## [SET EXERCISE]
Quote the records below word for word, from their first line through the line with "threshold-upper-series [40,354,474,367]", including both of those lines.

—————

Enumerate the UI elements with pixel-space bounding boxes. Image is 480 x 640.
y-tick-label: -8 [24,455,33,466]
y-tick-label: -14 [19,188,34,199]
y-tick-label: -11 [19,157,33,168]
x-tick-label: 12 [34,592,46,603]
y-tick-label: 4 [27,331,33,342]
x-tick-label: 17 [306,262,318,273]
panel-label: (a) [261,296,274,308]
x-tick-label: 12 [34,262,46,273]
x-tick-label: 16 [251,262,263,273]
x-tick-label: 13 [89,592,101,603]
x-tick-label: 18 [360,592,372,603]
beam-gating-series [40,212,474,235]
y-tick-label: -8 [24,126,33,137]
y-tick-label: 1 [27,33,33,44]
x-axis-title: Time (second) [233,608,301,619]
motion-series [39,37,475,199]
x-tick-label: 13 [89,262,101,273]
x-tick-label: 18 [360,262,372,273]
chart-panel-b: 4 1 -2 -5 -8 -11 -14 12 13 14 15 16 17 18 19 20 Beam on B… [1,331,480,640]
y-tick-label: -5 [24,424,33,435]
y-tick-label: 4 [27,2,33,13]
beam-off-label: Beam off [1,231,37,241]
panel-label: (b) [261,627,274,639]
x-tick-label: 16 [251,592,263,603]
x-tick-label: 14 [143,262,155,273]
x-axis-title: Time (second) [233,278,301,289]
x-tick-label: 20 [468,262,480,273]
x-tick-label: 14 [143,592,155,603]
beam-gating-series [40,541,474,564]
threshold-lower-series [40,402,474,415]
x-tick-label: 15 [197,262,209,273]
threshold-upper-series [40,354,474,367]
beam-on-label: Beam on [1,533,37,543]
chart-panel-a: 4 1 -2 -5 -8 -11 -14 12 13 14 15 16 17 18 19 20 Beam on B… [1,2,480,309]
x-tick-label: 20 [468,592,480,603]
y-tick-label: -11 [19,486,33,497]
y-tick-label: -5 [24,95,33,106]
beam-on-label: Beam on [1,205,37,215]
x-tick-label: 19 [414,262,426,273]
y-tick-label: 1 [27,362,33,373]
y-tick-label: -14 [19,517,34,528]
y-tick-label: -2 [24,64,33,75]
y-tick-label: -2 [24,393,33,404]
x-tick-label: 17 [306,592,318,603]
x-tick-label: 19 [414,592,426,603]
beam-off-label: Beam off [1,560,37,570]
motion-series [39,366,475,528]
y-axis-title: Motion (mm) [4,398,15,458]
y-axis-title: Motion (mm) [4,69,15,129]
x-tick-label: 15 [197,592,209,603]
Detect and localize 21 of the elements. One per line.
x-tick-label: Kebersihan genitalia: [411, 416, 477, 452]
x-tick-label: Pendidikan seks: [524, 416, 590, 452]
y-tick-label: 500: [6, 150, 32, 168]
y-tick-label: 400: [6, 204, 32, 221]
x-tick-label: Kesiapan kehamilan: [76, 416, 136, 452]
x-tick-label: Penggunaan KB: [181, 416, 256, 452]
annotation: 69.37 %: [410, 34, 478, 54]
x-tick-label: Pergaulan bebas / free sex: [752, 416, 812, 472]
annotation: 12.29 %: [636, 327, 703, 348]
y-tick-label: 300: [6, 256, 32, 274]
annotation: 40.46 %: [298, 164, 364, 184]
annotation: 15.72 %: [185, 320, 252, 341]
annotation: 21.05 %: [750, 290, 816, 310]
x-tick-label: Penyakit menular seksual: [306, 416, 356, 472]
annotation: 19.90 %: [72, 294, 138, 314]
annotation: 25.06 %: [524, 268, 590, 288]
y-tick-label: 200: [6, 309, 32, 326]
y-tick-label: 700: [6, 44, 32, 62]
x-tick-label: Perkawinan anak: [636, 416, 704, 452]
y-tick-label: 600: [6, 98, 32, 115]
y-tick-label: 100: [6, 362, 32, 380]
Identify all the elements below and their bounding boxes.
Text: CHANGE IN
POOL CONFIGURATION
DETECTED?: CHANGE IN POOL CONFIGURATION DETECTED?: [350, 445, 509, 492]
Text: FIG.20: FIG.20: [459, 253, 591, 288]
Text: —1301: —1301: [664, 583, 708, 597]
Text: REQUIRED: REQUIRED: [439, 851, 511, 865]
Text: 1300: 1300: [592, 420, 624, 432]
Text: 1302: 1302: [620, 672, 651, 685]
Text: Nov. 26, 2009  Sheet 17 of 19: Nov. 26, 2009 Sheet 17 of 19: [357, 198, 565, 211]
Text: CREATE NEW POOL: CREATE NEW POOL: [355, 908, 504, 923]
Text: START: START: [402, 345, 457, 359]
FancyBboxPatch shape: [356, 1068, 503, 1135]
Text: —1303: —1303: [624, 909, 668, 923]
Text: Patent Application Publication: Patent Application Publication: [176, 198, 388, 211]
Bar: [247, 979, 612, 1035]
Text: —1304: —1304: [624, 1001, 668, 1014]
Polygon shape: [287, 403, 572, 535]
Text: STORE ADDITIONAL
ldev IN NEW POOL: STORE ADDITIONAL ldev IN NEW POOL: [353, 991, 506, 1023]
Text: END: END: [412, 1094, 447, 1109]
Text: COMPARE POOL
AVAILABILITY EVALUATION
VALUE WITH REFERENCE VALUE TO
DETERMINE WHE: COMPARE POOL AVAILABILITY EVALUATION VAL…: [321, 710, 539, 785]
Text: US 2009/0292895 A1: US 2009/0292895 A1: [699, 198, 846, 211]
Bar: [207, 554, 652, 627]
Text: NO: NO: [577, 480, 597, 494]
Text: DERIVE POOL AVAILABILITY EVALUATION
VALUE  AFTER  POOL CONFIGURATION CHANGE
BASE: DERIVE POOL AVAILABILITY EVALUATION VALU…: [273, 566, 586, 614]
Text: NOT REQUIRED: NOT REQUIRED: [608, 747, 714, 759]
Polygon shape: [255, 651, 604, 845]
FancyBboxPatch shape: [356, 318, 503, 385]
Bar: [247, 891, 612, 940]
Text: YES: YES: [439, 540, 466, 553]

—————

## [FINAL RESULT]
Enumerate the UI elements with pixel-space bounding boxes. Image is 480 x 640.
y-tick-label: -8 [24,455,33,466]
y-tick-label: -14 [19,188,34,199]
y-tick-label: -11 [19,157,33,168]
x-tick-label: 12 [34,592,46,603]
y-tick-label: 4 [27,331,33,342]
x-tick-label: 17 [306,262,318,273]
panel-label: (a) [261,296,274,308]
x-tick-label: 12 [34,262,46,273]
x-tick-label: 16 [251,262,263,273]
x-tick-label: 13 [89,592,101,603]
x-tick-label: 18 [360,592,372,603]
beam-gating-series [40,212,474,235]
y-tick-label: -8 [24,126,33,137]
y-tick-label: 1 [27,33,33,44]
x-axis-title: Time (second) [233,608,301,619]
motion-series [39,37,475,199]
x-tick-label: 13 [89,262,101,273]
x-tick-label: 18 [360,262,372,273]
chart-panel-b: 4 1 -2 -5 -8 -11 -14 12 13 14 15 16 17 18 19 20 Beam on B… [1,331,480,640]
y-tick-label: -5 [24,424,33,435]
y-tick-label: 4 [27,2,33,13]
beam-off-label: Beam off [1,231,37,241]
panel-label: (b) [261,627,274,639]
x-tick-label: 16 [251,592,263,603]
x-tick-label: 14 [143,262,155,273]
x-axis-title: Time (second) [233,278,301,289]
x-tick-label: 20 [468,262,480,273]
x-tick-label: 14 [143,592,155,603]
beam-gating-series [40,541,474,564]
threshold-lower-series [40,402,474,415]
x-tick-label: 15 [197,262,209,273]
threshold-upper-series [40,354,474,367]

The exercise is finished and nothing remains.